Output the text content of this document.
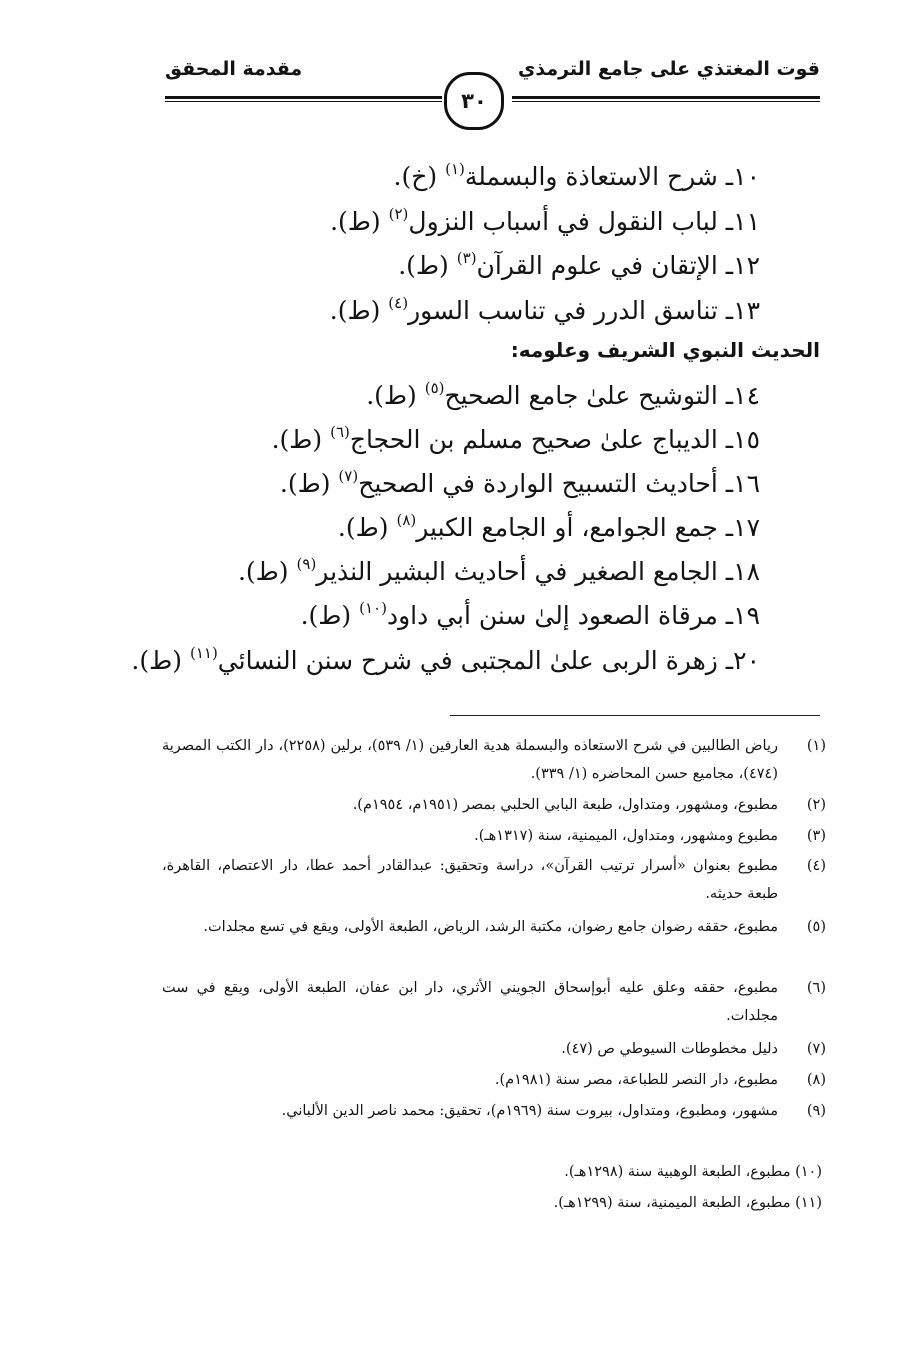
قوت المغتذي على جامع الترمذي
مقدمة المحقق
٣٠
١٠ـ شرح الاستعاذة والبسملة$^{(١)}$ (خ).
١١ـ لباب النقول في أسباب النزول$^{(٢)}$ (ط).
١٢ـ الإتقان في علوم القرآن$^{(٣)}$ (ط).
١٣ـ تناسق الدرر في تناسب السور$^{(٤)}$ (ط).
الحديث النبوي الشريف وعلومه:
١٤ـ التوشيح علىٰ جامع الصحيح$^{(٥)}$ (ط).
١٥ـ الديباج علىٰ صحيح مسلم بن الحجاج$^{(٦)}$ (ط).
١٦ـ أحاديث التسبيح الواردة في الصحيح$^{(٧)}$ (ط).
١٧ـ جمع الجوامع، أو الجامع الكبير$^{(٨)}$ (ط).
١٨ـ الجامع الصغير في أحاديث البشير النذير$^{(٩)}$ (ط).
١٩ـ مرقاة الصعود إلىٰ سنن أبي داود$^{(١٠)}$ (ط).
٢٠ـ زهرة الربى علىٰ المجتبى في شرح سنن النسائي$^{(١١)}$ (ط).
(١)
رياض الطالبين في شرح الاستعاذه والبسملة هدية العارفين (١/ ٥٣٩)، برلين (٢٢٥٨)، دار الكتب المصرية (٤٧٤)، مجاميع حسن المحاضره (١/ ٣٣٩).
(٢)
مطبوع، ومشهور، ومتداول، طبعة البابي الحلبي بمصر (١٩٥١م، ١٩٥٤م).
(٣)
مطبوع ومشهور، ومتداول، الميمنية، سنة (١٣١٧هـ).
(٤)
مطبوع بعنوان «أسرار ترتيب القرآن»، دراسة وتحقيق: عبدالقادر أحمد عطا، دار الاعتصام، القاهرة، طبعة حديثه.
(٥)
مطبوع، حققه رضوان جامع رضوان، مكتبة الرشد، الرياض، الطبعة الأولى، ويقع في تسع مجلدات.
(٦)
مطبوع، حققه وعلق عليه أبوإسحاق الجويني الأثري، دار ابن عفان، الطبعة الأولى، ويقع في ست مجلدات.
(٧)
دليل مخطوطات السيوطي ص (٤٧).
(٨)
مطبوع، دار النصر للطباعة، مصر سنة (١٩٨١م).
(٩)
مشهور، ومطبوع، ومتداول، بيروت سنة (١٩٦٩م)، تحقيق: محمد ناصر الدين الألباني.
(١٠) مطبوع، الطبعة الوهبية سنة (١٢٩٨هـ).
(١١) مطبوع، الطبعة الميمنية، سنة (١٢٩٩هـ).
== == ==
▶ _Work required_:
The records shown above are to be repeated exactly, with the pictures left out.

▶ _Solution to the exercise_:
Output the text content of this document.
قوت المغتذي على جامع الترمذي
مقدمة المحقق
٣٠
١٠ـ شرح الاستعاذة والبسملة$^{(١)}$ (خ).
١١ـ لباب النقول في أسباب النزول$^{(٢)}$ (ط).
١٢ـ الإتقان في علوم القرآن$^{(٣)}$ (ط).
١٣ـ تناسق الدرر في تناسب السور$^{(٤)}$ (ط).
الحديث النبوي الشريف وعلومه:
١٤ـ التوشيح علىٰ جامع الصحيح$^{(٥)}$ (ط).
١٥ـ الديباج علىٰ صحيح مسلم بن الحجاج$^{(٦)}$ (ط).
١٦ـ أحاديث التسبيح الواردة في الصحيح$^{(٧)}$ (ط).
١٧ـ جمع الجوامع، أو الجامع الكبير$^{(٨)}$ (ط).
١٨ـ الجامع الصغير في أحاديث البشير النذير$^{(٩)}$ (ط).
١٩ـ مرقاة الصعود إلىٰ سنن أبي داود$^{(١٠)}$ (ط).
٢٠ـ زهرة الربى علىٰ المجتبى في شرح سنن النسائي$^{(١١)}$ (ط).
(١)
رياض الطالبين في شرح الاستعاذه والبسملة هدية العارفين (١/ ٥٣٩)، برلين (٢٢٥٨)، دار الكتب المصرية (٤٧٤)، مجاميع حسن المحاضره (١/ ٣٣٩).
(٢)
مطبوع، ومشهور، ومتداول، طبعة البابي الحلبي بمصر (١٩٥١م، ١٩٥٤م).
(٣)
مطبوع ومشهور، ومتداول، الميمنية، سنة (١٣١٧هـ).
(٤)
مطبوع بعنوان «أسرار ترتيب القرآن»، دراسة وتحقيق: عبدالقادر أحمد عطا، دار الاعتصام، القاهرة، طبعة حديثه.
(٥)
مطبوع، حققه رضوان جامع رضوان، مكتبة الرشد، الرياض، الطبعة الأولى، ويقع في تسع مجلدات.
(٦)
مطبوع، حققه وعلق عليه أبوإسحاق الجويني الأثري، دار ابن عفان، الطبعة الأولى، ويقع في ست مجلدات.
(٧)
دليل مخطوطات السيوطي ص (٤٧).
(٨)
مطبوع، دار النصر للطباعة، مصر سنة (١٩٨١م).
(٩)
مشهور، ومطبوع، ومتداول، بيروت سنة (١٩٦٩م)، تحقيق: محمد ناصر الدين الألباني.
(١٠) مطبوع، الطبعة الوهبية سنة (١٢٩٨هـ).
(١١) مطبوع، الطبعة الميمنية، سنة (١٢٩٩هـ).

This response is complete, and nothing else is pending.